Supplied material —
* * * * * * *

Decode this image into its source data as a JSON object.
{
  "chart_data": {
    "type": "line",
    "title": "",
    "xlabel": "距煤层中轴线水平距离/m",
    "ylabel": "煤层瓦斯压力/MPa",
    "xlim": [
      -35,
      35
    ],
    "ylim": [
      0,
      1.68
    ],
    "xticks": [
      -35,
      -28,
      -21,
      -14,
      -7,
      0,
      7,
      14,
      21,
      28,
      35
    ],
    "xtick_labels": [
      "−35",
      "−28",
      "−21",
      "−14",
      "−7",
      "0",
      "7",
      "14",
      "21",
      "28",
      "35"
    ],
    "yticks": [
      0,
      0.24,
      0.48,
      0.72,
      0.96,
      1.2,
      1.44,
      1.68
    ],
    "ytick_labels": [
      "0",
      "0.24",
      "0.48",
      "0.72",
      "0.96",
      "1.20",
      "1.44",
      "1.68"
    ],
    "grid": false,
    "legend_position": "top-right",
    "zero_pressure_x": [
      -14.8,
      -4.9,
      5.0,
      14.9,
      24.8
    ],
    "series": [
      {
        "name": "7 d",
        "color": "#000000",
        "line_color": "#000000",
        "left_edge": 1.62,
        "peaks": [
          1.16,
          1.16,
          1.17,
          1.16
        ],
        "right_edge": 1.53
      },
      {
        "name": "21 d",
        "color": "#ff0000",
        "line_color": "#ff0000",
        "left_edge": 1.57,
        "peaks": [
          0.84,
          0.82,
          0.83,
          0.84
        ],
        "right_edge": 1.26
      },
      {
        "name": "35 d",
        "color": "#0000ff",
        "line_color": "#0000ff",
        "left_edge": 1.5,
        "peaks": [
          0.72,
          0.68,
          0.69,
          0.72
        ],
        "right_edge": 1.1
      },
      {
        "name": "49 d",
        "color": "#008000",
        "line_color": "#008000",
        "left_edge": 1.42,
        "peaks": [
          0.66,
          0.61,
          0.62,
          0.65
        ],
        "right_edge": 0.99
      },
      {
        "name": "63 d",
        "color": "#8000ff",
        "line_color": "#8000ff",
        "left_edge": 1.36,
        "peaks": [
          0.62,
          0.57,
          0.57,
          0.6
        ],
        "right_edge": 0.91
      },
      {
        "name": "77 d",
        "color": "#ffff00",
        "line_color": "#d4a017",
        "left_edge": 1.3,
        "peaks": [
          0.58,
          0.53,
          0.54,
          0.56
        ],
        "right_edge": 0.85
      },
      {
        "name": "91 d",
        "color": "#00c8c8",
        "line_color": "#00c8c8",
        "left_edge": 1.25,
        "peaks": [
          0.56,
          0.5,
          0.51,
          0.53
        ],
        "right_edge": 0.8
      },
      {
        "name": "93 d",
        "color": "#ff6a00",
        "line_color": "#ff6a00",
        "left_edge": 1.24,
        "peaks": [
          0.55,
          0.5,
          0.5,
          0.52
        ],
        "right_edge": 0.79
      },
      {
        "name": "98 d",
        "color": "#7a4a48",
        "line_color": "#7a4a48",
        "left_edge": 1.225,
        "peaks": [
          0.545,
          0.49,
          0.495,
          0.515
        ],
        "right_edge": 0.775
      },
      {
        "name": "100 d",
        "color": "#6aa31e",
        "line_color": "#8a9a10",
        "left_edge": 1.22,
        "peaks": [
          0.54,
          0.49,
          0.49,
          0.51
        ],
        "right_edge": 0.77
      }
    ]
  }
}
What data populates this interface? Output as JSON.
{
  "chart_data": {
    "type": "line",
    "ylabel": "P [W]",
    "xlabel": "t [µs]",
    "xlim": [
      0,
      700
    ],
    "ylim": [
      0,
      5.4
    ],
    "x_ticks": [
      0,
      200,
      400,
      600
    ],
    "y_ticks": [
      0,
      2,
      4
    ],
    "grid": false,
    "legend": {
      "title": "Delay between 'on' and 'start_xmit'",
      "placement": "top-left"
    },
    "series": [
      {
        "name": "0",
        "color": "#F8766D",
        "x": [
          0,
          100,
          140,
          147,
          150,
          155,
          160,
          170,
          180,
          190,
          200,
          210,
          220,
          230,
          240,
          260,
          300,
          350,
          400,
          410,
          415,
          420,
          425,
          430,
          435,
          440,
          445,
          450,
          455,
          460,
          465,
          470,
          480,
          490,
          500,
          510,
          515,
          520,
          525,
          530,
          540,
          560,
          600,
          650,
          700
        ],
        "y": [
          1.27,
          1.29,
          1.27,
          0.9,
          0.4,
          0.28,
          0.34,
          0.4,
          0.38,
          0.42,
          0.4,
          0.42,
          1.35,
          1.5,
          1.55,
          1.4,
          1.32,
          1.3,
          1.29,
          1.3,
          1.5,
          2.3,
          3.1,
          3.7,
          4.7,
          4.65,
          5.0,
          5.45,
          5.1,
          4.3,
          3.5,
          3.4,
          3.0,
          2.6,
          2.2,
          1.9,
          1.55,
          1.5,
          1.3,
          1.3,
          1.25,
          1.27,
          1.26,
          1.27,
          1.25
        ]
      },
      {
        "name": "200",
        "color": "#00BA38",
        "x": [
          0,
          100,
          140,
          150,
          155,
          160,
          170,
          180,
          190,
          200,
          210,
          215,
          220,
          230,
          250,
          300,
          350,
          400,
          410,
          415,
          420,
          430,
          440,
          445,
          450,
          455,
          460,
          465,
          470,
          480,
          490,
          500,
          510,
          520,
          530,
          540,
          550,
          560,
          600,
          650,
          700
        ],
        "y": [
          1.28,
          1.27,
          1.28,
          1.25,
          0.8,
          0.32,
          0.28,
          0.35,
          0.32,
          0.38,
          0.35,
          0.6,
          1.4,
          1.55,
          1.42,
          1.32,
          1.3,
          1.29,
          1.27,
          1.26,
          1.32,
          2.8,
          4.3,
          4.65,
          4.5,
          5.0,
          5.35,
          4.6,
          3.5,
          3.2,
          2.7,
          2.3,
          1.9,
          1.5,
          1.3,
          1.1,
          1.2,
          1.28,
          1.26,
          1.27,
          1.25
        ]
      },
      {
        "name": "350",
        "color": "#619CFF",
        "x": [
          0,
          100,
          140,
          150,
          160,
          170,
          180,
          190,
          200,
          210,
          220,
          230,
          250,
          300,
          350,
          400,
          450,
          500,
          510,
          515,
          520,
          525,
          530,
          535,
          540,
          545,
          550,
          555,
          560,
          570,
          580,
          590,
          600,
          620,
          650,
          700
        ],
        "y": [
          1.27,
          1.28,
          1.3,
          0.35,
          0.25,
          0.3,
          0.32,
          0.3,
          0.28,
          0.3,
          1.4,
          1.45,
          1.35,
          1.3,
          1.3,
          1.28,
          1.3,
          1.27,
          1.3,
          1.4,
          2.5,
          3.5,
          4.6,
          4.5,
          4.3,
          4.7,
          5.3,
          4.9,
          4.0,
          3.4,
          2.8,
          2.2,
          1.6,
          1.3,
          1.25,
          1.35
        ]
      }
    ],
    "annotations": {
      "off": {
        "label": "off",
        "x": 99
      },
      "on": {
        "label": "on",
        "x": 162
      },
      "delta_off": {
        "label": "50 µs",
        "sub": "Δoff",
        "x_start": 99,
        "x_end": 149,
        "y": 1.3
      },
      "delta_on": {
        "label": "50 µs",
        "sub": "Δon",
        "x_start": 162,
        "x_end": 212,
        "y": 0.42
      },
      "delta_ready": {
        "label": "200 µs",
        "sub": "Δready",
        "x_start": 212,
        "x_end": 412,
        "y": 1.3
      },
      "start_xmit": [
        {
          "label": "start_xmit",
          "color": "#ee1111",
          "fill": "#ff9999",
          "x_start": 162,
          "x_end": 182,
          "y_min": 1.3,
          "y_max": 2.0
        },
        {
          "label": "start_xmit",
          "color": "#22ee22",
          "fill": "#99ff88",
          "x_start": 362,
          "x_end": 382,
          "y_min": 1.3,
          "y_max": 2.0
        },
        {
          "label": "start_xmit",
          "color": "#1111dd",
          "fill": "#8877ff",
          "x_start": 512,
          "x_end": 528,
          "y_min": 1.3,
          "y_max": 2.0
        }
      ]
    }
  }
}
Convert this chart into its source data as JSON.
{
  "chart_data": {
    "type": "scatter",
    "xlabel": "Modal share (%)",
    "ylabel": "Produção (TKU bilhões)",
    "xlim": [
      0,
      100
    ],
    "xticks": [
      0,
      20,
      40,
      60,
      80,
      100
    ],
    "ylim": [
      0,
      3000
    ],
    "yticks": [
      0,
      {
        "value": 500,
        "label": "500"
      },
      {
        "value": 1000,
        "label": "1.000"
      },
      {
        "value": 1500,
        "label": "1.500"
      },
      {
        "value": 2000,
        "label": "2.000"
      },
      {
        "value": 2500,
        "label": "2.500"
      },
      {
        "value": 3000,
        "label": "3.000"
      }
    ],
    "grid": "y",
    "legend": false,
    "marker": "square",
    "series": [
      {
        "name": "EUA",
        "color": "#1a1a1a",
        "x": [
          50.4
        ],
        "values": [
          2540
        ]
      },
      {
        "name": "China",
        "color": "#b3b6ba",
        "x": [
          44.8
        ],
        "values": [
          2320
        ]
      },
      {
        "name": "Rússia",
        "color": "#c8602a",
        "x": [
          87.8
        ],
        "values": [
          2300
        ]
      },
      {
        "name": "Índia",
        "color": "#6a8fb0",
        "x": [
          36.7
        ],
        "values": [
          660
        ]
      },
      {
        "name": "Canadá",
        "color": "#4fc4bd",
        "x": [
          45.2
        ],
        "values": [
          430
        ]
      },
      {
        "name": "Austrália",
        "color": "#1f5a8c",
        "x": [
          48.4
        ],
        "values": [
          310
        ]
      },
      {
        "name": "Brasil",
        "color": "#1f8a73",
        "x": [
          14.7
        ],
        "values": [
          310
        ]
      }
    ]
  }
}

* * * * * * *

Directions for this task — Show, from the material above, each line that includes the string "ylabel".

The output —
    "ylabel": "煤层瓦斯压力/MPa",
    "ylabel": "P [W]",
    "ylabel": "Produção (TKU bilhões)",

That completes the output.